* **To be done**: Compute the number of lines that include the string "ยบเท", then output that number and nothing else.

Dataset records

>> Begin

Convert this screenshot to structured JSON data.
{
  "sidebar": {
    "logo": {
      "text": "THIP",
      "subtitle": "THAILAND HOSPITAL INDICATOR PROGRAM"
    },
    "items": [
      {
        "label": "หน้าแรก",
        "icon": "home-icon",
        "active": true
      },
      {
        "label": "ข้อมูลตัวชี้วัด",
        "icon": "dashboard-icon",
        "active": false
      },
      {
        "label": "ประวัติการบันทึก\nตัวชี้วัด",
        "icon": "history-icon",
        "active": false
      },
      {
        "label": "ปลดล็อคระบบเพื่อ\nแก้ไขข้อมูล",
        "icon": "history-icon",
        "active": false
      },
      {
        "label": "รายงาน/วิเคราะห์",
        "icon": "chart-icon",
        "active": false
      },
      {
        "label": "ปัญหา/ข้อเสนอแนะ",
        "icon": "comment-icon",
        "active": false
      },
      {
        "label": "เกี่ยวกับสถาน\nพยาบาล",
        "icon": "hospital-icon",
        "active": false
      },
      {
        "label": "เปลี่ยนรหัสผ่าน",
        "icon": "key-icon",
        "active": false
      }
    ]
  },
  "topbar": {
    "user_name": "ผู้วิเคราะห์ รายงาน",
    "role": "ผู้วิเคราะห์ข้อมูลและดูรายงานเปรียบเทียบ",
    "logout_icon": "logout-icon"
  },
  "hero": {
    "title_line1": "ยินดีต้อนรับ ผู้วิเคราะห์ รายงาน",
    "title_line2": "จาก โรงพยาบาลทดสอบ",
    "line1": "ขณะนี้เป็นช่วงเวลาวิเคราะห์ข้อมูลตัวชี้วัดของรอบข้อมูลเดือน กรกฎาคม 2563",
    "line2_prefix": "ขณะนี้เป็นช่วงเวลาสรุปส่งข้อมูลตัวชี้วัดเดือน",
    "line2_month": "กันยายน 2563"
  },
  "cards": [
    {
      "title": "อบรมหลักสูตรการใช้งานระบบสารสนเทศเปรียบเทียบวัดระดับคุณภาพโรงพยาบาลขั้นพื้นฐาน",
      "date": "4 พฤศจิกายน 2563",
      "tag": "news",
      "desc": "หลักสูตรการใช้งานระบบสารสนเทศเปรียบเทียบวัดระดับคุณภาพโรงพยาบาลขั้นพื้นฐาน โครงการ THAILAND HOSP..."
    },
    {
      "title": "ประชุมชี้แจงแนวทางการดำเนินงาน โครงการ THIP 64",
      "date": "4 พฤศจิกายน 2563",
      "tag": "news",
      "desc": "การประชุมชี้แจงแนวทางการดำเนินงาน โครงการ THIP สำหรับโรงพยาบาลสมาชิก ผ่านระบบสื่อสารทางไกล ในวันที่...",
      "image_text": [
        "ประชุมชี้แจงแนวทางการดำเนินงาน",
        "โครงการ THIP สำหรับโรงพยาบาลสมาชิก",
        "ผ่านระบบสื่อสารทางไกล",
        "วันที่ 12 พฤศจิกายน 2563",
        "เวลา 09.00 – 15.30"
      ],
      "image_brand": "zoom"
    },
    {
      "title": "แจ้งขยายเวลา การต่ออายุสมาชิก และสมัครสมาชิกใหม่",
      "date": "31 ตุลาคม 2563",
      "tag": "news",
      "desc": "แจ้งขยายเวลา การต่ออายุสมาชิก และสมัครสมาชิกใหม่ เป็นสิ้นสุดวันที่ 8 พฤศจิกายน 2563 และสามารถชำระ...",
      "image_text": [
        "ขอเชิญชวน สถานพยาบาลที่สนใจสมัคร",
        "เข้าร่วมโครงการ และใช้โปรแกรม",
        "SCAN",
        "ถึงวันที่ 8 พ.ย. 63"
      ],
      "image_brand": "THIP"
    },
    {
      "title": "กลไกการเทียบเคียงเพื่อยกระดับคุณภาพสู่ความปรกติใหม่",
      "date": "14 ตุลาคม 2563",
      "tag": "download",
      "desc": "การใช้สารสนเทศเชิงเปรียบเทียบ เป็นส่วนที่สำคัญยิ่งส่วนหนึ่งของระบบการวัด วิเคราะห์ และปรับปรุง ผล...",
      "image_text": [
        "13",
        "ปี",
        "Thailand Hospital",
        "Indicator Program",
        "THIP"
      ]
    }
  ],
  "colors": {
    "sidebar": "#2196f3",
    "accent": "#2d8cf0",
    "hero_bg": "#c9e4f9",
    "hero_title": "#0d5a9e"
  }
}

>> End

* **Completed task**: 4